Supplied data Start Marker

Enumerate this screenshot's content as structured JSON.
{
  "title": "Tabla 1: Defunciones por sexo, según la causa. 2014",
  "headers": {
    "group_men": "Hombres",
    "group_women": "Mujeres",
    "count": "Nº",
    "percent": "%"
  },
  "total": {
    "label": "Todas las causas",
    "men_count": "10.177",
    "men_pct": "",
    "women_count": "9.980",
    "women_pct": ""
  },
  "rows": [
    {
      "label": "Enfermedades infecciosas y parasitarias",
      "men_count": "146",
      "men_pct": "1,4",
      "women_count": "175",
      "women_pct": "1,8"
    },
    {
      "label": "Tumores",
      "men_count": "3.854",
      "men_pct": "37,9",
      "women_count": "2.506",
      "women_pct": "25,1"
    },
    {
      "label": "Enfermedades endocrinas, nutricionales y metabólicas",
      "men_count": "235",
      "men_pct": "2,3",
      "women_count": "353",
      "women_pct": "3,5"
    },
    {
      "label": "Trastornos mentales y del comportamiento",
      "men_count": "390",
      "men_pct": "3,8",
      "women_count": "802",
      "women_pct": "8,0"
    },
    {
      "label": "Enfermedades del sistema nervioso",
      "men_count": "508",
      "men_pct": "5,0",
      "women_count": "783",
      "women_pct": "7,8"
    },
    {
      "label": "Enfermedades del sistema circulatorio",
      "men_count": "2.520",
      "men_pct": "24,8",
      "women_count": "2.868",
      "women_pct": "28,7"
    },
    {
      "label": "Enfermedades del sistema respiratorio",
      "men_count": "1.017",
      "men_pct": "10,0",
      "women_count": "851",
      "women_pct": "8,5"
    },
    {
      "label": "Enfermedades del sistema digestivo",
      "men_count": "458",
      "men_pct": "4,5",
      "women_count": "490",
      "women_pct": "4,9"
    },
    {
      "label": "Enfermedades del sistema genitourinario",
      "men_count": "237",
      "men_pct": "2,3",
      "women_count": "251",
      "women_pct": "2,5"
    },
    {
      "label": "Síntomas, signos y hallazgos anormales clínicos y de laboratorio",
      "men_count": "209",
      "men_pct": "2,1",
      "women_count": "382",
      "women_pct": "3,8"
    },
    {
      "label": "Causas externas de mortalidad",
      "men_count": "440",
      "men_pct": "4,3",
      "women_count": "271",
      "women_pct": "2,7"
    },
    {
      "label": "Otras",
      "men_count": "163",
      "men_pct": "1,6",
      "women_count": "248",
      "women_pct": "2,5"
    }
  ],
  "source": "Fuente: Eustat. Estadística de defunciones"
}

Supplied data End Marker

» Action item
Retype the material word for word. Add nothing to it.

» Your solution
Enumerate this screenshot's content as structured JSON.
{
  "title": "Tabla 1: Defunciones por sexo, según la causa. 2014",
  "headers": {
    "group_men": "Hombres",
    "group_women": "Mujeres",
    "count": "Nº",
    "percent": "%"
  },
  "total": {
    "label": "Todas las causas",
    "men_count": "10.177",
    "men_pct": "",
    "women_count": "9.980",
    "women_pct": ""
  },
  "rows": [
    {
      "label": "Enfermedades infecciosas y parasitarias",
      "men_count": "146",
      "men_pct": "1,4",
      "women_count": "175",
      "women_pct": "1,8"
    },
    {
      "label": "Tumores",
      "men_count": "3.854",
      "men_pct": "37,9",
      "women_count": "2.506",
      "women_pct": "25,1"
    },
    {
      "label": "Enfermedades endocrinas, nutricionales y metabólicas",
      "men_count": "235",
      "men_pct": "2,3",
      "women_count": "353",
      "women_pct": "3,5"
    },
    {
      "label": "Trastornos mentales y del comportamiento",
      "men_count": "390",
      "men_pct": "3,8",
      "women_count": "802",
      "women_pct": "8,0"
    },
    {
      "label": "Enfermedades del sistema nervioso",
      "men_count": "508",
      "men_pct": "5,0",
      "women_count": "783",
      "women_pct": "7,8"
    },
    {
      "label": "Enfermedades del sistema circulatorio",
      "men_count": "2.520",
      "men_pct": "24,8",
      "women_count": "2.868",
      "women_pct": "28,7"
    },
    {
      "label": "Enfermedades del sistema respiratorio",
      "men_count": "1.017",
      "men_pct": "10,0",
      "women_count": "851",
      "women_pct": "8,5"
    },
    {
      "label": "Enfermedades del sistema digestivo",
      "men_count": "458",
      "men_pct": "4,5",
      "women_count": "490",
      "women_pct": "4,9"
    },
    {
      "label": "Enfermedades del sistema genitourinario",
      "men_count": "237",
      "men_pct": "2,3",
      "women_count": "251",
      "women_pct": "2,5"
    },
    {
      "label": "Síntomas, signos y hallazgos anormales clínicos y de laboratorio",
      "men_count": "209",
      "men_pct": "2,1",
      "women_count": "382",
      "women_pct": "3,8"
    },
    {
      "label": "Causas externas de mortalidad",
      "men_count": "440",
      "men_pct": "4,3",
      "women_count": "271",
      "women_pct": "2,7"
    },
    {
      "label": "Otras",
      "men_count": "163",
      "men_pct": "1,6",
      "women_count": "248",
      "women_pct": "2,5"
    }
  ],
  "source": "Fuente: Eustat. Estadística de defunciones"
}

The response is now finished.